■ **WHAT YOU SHOULD DO**
In full and without deviation, write out the entries that follow.

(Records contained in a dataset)

============

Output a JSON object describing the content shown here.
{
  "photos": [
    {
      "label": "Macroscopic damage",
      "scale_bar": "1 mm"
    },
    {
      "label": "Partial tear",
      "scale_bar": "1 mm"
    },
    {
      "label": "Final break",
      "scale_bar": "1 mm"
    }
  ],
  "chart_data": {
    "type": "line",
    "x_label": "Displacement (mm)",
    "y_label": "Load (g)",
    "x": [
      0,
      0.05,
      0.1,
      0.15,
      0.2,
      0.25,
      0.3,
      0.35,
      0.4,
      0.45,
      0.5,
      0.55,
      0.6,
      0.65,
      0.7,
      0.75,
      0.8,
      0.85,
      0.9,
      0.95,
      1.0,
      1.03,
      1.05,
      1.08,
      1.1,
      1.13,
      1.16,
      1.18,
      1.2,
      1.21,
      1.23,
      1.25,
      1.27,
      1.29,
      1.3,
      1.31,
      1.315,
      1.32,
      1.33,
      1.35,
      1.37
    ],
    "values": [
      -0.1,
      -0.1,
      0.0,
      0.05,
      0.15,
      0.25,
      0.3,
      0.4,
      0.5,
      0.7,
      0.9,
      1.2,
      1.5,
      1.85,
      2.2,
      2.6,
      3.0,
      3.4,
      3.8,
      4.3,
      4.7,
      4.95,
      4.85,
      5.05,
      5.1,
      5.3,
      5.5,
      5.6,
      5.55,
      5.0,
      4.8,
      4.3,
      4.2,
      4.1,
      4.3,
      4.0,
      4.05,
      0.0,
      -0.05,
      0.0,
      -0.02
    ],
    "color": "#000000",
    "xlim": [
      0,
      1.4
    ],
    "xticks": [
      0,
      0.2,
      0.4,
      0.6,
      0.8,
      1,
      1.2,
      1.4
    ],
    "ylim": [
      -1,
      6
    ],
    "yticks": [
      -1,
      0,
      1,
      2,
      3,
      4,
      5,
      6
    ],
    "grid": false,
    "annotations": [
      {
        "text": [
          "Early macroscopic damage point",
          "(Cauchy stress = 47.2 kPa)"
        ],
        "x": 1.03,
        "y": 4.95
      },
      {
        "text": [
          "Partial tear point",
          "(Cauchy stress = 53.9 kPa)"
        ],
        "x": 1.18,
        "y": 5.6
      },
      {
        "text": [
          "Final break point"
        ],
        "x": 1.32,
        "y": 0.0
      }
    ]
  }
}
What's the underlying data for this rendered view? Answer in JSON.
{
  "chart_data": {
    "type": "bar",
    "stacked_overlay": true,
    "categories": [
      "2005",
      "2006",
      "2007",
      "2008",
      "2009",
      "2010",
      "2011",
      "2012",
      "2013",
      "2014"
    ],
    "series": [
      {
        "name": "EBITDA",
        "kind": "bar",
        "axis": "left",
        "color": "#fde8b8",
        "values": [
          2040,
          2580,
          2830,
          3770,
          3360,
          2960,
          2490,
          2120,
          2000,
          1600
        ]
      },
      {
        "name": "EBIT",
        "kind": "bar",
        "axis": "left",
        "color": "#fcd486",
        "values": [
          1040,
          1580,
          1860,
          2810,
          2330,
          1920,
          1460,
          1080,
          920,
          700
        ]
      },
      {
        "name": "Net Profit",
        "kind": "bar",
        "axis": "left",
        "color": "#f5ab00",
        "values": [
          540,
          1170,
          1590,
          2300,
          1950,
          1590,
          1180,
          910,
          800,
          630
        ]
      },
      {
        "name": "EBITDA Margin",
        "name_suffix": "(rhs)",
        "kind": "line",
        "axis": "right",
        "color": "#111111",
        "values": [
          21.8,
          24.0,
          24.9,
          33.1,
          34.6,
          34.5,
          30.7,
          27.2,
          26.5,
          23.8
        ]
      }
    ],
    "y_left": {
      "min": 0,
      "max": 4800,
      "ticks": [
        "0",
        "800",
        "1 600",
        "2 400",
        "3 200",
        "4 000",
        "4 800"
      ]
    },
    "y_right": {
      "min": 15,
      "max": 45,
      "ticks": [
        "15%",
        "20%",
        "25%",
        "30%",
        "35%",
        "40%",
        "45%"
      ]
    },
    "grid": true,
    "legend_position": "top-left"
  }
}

============

■ **OUTPUT OF THE EXERCISE**
Output a JSON object describing the content shown here.
{
  "photos": [
    {
      "label": "Macroscopic damage",
      "scale_bar": "1 mm"
    },
    {
      "label": "Partial tear",
      "scale_bar": "1 mm"
    },
    {
      "label": "Final break",
      "scale_bar": "1 mm"
    }
  ],
  "chart_data": {
    "type": "line",
    "x_label": "Displacement (mm)",
    "y_label": "Load (g)",
    "x": [
      0,
      0.05,
      0.1,
      0.15,
      0.2,
      0.25,
      0.3,
      0.35,
      0.4,
      0.45,
      0.5,
      0.55,
      0.6,
      0.65,
      0.7,
      0.75,
      0.8,
      0.85,
      0.9,
      0.95,
      1.0,
      1.03,
      1.05,
      1.08,
      1.1,
      1.13,
      1.16,
      1.18,
      1.2,
      1.21,
      1.23,
      1.25,
      1.27,
      1.29,
      1.3,
      1.31,
      1.315,
      1.32,
      1.33,
      1.35,
      1.37
    ],
    "values": [
      -0.1,
      -0.1,
      0.0,
      0.05,
      0.15,
      0.25,
      0.3,
      0.4,
      0.5,
      0.7,
      0.9,
      1.2,
      1.5,
      1.85,
      2.2,
      2.6,
      3.0,
      3.4,
      3.8,
      4.3,
      4.7,
      4.95,
      4.85,
      5.05,
      5.1,
      5.3,
      5.5,
      5.6,
      5.55,
      5.0,
      4.8,
      4.3,
      4.2,
      4.1,
      4.3,
      4.0,
      4.05,
      0.0,
      -0.05,
      0.0,
      -0.02
    ],
    "color": "#000000",
    "xlim": [
      0,
      1.4
    ],
    "xticks": [
      0,
      0.2,
      0.4,
      0.6,
      0.8,
      1,
      1.2,
      1.4
    ],
    "ylim": [
      -1,
      6
    ],
    "yticks": [
      -1,
      0,
      1,
      2,
      3,
      4,
      5,
      6
    ],
    "grid": false,
    "annotations": [
      {
        "text": [
          "Early macroscopic damage point",
          "(Cauchy stress = 47.2 kPa)"
        ],
        "x": 1.03,
        "y": 4.95
      },
      {
        "text": [
          "Partial tear point",
          "(Cauchy stress = 53.9 kPa)"
        ],
        "x": 1.18,
        "y": 5.6
      },
      {
        "text": [
          "Final break point"
        ],
        "x": 1.32,
        "y": 0.0
      }
    ]
  }
}
What's the underlying data for this rendered view? Answer in JSON.
{
  "chart_data": {
    "type": "bar",
    "stacked_overlay": true,
    "categories": [
      "2005",
      "2006",
      "2007",
      "2008",
      "2009",
      "2010",
      "2011",
      "2012",
      "2013",
      "2014"
    ],
    "series": [
      {
        "name": "EBITDA",
        "kind": "bar",
        "axis": "left",
        "color": "#fde8b8",
        "values": [
          2040,
          2580,
          2830,
          3770,
          3360,
          2960,
          2490,
          2120,
          2000,
          1600
        ]
      },
      {
        "name": "EBIT",
        "kind": "bar",
        "axis": "left",
        "color": "#fcd486",
        "values": [
          1040,
          1580,
          1860,
          2810,
          2330,
          1920,
          1460,
          1080,
          920,
          700
        ]
      },
      {
        "name": "Net Profit",
        "kind": "bar",
        "axis": "left",
        "color": "#f5ab00",
        "values": [
          540,
          1170,
          1590,
          2300,
          1950,
          1590,
          1180,
          910,
          800,
          630
        ]
      },
      {
        "name": "EBITDA Margin",
        "name_suffix": "(rhs)",
        "kind": "line",
        "axis": "right",
        "color": "#111111",
        "values": [
          21.8,
          24.0,
          24.9,
          33.1,
          34.6,
          34.5,
          30.7,
          27.2,
          26.5,
          23.8
        ]
      }
    ],
    "y_left": {
      "min": 0,
      "max": 4800,
      "ticks": [
        "0",
        "800",
        "1 600",
        "2 400",
        "3 200",
        "4 000",
        "4 800"
      ]
    },
    "y_right": {
      "min": 15,
      "max": 45,
      "ticks": [
        "15%",
        "20%",
        "25%",
        "30%",
        "35%",
        "40%",
        "45%"
      ]
    },
    "grid": true,
    "legend_position": "top-left"
  }
}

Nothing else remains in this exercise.